▼▼▼
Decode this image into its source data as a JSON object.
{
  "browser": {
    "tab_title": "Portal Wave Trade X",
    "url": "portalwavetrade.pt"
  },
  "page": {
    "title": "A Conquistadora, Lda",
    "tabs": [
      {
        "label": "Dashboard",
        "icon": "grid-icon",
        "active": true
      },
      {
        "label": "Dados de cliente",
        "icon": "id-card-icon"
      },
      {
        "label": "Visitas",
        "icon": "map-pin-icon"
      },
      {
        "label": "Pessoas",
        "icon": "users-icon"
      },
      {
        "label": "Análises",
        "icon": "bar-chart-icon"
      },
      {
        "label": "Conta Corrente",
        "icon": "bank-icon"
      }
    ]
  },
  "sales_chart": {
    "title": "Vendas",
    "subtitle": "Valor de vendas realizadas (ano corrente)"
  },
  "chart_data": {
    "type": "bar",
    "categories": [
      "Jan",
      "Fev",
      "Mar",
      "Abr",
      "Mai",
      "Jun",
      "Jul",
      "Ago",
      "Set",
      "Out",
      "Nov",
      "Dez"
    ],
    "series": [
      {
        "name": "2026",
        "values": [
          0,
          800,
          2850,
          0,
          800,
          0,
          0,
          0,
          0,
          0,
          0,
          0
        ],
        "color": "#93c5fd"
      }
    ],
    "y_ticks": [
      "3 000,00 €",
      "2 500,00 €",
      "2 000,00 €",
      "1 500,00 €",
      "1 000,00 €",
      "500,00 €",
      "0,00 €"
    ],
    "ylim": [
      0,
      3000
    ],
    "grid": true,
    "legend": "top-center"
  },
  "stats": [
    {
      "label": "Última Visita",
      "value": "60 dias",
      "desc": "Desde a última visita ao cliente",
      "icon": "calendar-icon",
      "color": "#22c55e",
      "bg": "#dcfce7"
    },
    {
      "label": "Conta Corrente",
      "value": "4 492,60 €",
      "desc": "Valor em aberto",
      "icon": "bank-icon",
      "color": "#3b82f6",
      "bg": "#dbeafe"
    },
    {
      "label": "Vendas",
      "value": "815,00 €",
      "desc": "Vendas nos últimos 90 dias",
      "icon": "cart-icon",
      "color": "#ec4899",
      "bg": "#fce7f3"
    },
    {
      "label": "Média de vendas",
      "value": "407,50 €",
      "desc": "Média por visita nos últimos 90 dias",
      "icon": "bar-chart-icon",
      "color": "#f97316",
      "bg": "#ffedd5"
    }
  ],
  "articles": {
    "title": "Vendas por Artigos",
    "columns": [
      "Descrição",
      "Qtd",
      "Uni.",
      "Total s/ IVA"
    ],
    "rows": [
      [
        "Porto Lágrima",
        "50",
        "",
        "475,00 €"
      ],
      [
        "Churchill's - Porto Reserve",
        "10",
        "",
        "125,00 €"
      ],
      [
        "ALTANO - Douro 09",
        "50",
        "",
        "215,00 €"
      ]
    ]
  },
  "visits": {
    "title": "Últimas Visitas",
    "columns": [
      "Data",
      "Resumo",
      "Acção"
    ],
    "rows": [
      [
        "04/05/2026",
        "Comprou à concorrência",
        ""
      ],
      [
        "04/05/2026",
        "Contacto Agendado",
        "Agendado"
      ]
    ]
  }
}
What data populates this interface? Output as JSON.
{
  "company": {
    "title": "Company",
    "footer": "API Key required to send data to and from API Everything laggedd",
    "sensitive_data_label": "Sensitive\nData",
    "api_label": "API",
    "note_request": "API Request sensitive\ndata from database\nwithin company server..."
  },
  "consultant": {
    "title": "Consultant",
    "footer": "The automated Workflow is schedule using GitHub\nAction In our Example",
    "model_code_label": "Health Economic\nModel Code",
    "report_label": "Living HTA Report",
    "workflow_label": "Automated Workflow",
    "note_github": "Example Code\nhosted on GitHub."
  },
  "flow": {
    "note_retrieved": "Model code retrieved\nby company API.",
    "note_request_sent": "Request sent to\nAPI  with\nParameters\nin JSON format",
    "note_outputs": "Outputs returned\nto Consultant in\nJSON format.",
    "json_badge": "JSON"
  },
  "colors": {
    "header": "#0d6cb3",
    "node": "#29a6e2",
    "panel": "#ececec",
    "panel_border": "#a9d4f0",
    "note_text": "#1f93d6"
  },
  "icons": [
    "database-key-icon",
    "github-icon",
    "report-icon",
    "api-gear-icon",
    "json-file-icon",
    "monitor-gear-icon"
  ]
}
▲▲▲
▼▼▼
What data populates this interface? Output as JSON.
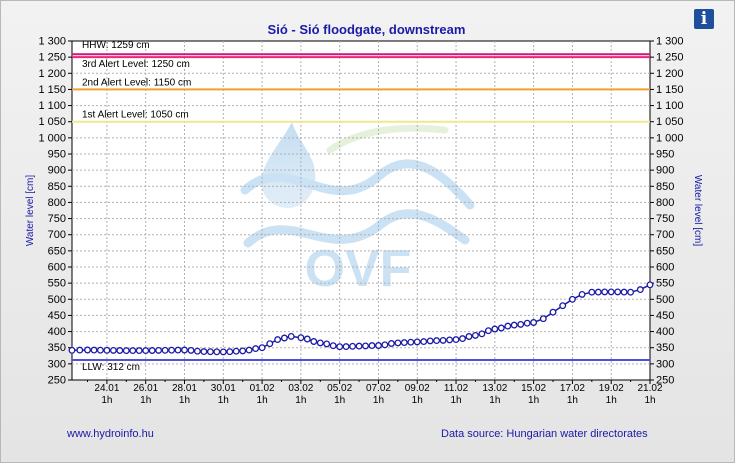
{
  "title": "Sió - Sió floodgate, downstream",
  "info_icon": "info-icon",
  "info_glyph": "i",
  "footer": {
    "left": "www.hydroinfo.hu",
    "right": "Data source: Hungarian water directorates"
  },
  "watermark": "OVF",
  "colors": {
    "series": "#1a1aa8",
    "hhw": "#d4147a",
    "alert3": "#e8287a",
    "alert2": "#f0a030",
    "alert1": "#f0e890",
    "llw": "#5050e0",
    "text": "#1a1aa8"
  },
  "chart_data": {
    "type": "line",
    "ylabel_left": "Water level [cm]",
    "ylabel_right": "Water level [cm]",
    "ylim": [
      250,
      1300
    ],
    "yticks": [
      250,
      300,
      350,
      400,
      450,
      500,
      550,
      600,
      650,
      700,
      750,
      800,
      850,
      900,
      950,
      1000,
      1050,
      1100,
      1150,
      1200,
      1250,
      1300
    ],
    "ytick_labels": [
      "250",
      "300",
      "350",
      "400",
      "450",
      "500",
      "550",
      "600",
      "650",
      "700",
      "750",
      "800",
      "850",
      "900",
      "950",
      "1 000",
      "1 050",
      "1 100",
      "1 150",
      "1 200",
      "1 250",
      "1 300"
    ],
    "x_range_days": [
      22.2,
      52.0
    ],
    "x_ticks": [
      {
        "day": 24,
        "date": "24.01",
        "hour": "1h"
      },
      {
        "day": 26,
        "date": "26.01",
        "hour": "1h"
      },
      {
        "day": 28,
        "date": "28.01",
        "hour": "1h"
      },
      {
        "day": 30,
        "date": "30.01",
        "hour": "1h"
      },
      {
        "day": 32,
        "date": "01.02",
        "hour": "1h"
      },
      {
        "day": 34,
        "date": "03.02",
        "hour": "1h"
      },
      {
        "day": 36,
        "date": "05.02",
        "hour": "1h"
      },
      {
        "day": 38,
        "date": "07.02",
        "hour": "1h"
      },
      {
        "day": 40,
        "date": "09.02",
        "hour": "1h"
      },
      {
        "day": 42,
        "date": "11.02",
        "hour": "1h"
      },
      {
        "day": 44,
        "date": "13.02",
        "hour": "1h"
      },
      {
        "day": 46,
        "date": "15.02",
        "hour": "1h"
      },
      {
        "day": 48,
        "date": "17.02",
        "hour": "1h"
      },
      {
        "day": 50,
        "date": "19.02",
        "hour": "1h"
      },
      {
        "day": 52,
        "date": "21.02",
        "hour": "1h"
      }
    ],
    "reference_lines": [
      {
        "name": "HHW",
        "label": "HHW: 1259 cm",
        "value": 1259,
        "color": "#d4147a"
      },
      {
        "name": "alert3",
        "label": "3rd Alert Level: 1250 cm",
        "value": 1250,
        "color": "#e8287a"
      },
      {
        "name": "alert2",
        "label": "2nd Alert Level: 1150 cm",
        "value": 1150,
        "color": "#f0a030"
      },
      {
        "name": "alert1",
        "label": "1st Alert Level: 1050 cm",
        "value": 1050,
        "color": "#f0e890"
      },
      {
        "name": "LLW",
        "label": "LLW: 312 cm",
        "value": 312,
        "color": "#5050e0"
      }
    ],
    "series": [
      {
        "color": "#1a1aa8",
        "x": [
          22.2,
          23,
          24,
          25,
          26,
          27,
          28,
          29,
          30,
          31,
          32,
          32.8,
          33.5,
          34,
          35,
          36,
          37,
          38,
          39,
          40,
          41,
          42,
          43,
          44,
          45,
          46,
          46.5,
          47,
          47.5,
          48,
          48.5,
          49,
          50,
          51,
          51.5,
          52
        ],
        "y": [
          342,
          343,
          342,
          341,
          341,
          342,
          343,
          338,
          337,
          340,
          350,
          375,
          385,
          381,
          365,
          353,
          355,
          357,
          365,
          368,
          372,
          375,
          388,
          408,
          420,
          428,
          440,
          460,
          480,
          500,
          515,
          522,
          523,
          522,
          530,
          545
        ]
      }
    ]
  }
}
▲▲▲
▼▼▼
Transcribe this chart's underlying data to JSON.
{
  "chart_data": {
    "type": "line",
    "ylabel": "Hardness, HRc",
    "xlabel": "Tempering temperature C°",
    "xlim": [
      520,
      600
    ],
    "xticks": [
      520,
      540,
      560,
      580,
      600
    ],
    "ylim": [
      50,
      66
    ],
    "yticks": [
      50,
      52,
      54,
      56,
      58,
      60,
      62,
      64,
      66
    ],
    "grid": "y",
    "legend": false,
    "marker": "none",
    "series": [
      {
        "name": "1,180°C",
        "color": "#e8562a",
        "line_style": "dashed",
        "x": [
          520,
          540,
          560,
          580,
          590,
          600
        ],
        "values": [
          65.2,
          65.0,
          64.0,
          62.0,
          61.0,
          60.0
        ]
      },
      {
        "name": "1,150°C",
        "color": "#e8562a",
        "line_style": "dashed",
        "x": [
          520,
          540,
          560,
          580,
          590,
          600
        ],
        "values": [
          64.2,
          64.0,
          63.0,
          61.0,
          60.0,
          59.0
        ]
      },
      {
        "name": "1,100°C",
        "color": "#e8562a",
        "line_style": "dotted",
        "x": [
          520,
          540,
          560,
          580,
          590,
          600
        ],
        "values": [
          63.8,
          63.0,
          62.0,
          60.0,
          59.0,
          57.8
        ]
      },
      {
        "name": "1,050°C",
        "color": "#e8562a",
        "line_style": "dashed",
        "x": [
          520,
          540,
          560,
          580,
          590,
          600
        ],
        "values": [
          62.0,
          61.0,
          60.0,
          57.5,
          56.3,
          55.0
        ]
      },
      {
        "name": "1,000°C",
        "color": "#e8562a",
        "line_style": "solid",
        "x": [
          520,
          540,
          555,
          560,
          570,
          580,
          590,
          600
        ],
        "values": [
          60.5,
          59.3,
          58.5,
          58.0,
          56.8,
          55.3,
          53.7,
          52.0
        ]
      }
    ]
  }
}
▲▲▲
» **Written request**
Look through the entries above; copy each line where the string "format" appears.

» **Final result**
    "note_request_sent": "Request sent to\nAPI  with\nParameters\nin JSON format",
    "note_outputs": "Outputs returned\nto Consultant in\nJSON format.",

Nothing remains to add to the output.